━━━━━ Raw data

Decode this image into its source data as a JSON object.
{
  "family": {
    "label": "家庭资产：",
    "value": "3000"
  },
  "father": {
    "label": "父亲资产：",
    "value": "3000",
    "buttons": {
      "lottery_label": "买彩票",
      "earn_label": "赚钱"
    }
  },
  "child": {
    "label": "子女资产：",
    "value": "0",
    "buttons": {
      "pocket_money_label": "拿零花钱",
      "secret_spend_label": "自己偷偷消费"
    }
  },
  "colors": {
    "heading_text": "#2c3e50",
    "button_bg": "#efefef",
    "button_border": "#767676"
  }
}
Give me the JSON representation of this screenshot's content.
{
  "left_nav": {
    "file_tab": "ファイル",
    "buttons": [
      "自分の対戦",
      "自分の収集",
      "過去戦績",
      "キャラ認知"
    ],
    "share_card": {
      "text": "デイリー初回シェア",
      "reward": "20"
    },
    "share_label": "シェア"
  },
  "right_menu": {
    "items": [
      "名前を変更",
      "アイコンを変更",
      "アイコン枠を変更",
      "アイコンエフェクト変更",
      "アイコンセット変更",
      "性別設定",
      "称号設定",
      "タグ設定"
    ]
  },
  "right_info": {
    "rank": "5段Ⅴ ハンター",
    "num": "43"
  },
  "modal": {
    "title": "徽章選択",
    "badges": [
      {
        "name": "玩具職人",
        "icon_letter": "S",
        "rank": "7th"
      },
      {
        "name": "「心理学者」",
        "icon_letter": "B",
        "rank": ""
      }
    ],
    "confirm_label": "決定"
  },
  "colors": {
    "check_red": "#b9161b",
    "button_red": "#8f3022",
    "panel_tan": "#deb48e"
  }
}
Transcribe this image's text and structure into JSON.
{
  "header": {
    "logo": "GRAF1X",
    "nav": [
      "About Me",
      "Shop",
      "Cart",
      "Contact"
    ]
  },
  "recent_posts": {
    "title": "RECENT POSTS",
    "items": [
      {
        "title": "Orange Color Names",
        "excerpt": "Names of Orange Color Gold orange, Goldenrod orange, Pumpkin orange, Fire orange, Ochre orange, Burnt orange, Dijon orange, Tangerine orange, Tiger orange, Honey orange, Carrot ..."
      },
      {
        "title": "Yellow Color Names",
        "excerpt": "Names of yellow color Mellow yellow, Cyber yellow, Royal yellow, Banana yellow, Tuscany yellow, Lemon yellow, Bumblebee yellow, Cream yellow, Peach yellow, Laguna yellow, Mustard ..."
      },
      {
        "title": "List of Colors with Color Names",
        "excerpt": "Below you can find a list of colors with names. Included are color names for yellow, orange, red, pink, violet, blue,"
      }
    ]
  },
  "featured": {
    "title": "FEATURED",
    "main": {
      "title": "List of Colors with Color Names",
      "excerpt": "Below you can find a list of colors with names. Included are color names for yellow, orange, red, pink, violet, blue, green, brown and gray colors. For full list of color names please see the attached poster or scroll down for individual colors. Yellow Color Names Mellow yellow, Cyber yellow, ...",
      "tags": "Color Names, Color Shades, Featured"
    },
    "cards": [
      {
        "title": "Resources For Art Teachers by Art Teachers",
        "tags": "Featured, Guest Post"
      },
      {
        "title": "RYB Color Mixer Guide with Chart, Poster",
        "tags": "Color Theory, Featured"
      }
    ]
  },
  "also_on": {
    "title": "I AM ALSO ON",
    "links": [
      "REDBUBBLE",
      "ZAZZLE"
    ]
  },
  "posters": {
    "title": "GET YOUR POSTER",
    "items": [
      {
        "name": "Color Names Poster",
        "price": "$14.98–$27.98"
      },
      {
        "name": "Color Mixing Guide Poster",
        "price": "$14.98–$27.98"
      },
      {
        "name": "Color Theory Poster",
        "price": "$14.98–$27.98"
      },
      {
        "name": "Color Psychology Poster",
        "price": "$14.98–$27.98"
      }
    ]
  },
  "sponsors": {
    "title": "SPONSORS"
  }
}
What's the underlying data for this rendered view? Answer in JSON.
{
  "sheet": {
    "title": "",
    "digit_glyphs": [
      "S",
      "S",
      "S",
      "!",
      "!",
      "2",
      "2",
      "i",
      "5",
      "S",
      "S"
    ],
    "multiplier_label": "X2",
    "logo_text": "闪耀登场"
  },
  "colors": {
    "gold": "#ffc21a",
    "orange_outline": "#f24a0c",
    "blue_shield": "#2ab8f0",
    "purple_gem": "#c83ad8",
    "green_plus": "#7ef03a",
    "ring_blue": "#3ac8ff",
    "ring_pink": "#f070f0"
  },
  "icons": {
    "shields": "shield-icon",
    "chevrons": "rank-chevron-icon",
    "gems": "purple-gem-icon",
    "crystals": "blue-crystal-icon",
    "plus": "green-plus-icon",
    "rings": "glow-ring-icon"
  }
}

━━━━━━━━━━

» What you need to do: Reproduce each line of the material above precisely.

» Full solution:
Decode this image into its source data as a JSON object.
{
  "family": {
    "label": "家庭资产：",
    "value": "3000"
  },
  "father": {
    "label": "父亲资产：",
    "value": "3000",
    "buttons": {
      "lottery_label": "买彩票",
      "earn_label": "赚钱"
    }
  },
  "child": {
    "label": "子女资产：",
    "value": "0",
    "buttons": {
      "pocket_money_label": "拿零花钱",
      "secret_spend_label": "自己偷偷消费"
    }
  },
  "colors": {
    "heading_text": "#2c3e50",
    "button_bg": "#efefef",
    "button_border": "#767676"
  }
}
Give me the JSON representation of this screenshot's content.
{
  "left_nav": {
    "file_tab": "ファイル",
    "buttons": [
      "自分の対戦",
      "自分の収集",
      "過去戦績",
      "キャラ認知"
    ],
    "share_card": {
      "text": "デイリー初回シェア",
      "reward": "20"
    },
    "share_label": "シェア"
  },
  "right_menu": {
    "items": [
      "名前を変更",
      "アイコンを変更",
      "アイコン枠を変更",
      "アイコンエフェクト変更",
      "アイコンセット変更",
      "性別設定",
      "称号設定",
      "タグ設定"
    ]
  },
  "right_info": {
    "rank": "5段Ⅴ ハンター",
    "num": "43"
  },
  "modal": {
    "title": "徽章選択",
    "badges": [
      {
        "name": "玩具職人",
        "icon_letter": "S",
        "rank": "7th"
      },
      {
        "name": "「心理学者」",
        "icon_letter": "B",
        "rank": ""
      }
    ],
    "confirm_label": "決定"
  },
  "colors": {
    "check_red": "#b9161b",
    "button_red": "#8f3022",
    "panel_tan": "#deb48e"
  }
}
Transcribe this image's text and structure into JSON.
{
  "header": {
    "logo": "GRAF1X",
    "nav": [
      "About Me",
      "Shop",
      "Cart",
      "Contact"
    ]
  },
  "recent_posts": {
    "title": "RECENT POSTS",
    "items": [
      {
        "title": "Orange Color Names",
        "excerpt": "Names of Orange Color Gold orange, Goldenrod orange, Pumpkin orange, Fire orange, Ochre orange, Burnt orange, Dijon orange, Tangerine orange, Tiger orange, Honey orange, Carrot ..."
      },
      {
        "title": "Yellow Color Names",
        "excerpt": "Names of yellow color Mellow yellow, Cyber yellow, Royal yellow, Banana yellow, Tuscany yellow, Lemon yellow, Bumblebee yellow, Cream yellow, Peach yellow, Laguna yellow, Mustard ..."
      },
      {
        "title": "List of Colors with Color Names",
        "excerpt": "Below you can find a list of colors with names. Included are color names for yellow, orange, red, pink, violet, blue,"
      }
    ]
  },
  "featured": {
    "title": "FEATURED",
    "main": {
      "title": "List of Colors with Color Names",
      "excerpt": "Below you can find a list of colors with names. Included are color names for yellow, orange, red, pink, violet, blue, green, brown and gray colors. For full list of color names please see the attached poster or scroll down for individual colors. Yellow Color Names Mellow yellow, Cyber yellow, ...",
      "tags": "Color Names, Color Shades, Featured"
    },
    "cards": [
      {
        "title": "Resources For Art Teachers by Art Teachers",
        "tags": "Featured, Guest Post"
      },
      {
        "title": "RYB Color Mixer Guide with Chart, Poster",
        "tags": "Color Theory, Featured"
      }
    ]
  },
  "also_on": {
    "title": "I AM ALSO ON",
    "links": [
      "REDBUBBLE",
      "ZAZZLE"
    ]
  },
  "posters": {
    "title": "GET YOUR POSTER",
    "items": [
      {
        "name": "Color Names Poster",
        "price": "$14.98–$27.98"
      },
      {
        "name": "Color Mixing Guide Poster",
        "price": "$14.98–$27.98"
      },
      {
        "name": "Color Theory Poster",
        "price": "$14.98–$27.98"
      },
      {
        "name": "Color Psychology Poster",
        "price": "$14.98–$27.98"
      }
    ]
  },
  "sponsors": {
    "title": "SPONSORS"
  }
}
What's the underlying data for this rendered view? Answer in JSON.
{
  "sheet": {
    "title": "",
    "digit_glyphs": [
      "S",
      "S",
      "S",
      "!",
      "!",
      "2",
      "2",
      "i",
      "5",
      "S",
      "S"
    ],
    "multiplier_label": "X2",
    "logo_text": "闪耀登场"
  },
  "colors": {
    "gold": "#ffc21a",
    "orange_outline": "#f24a0c",
    "blue_shield": "#2ab8f0",
    "purple_gem": "#c83ad8",
    "green_plus": "#7ef03a",
    "ring_blue": "#3ac8ff",
    "ring_pink": "#f070f0"
  },
  "icons": {
    "shields": "shield-icon",
    "chevrons": "rank-chevron-icon",
    "gems": "purple-gem-icon",
    "crystals": "blue-crystal-icon",
    "plus": "green-plus-icon",
    "rings": "glow-ring-icon"
  }
}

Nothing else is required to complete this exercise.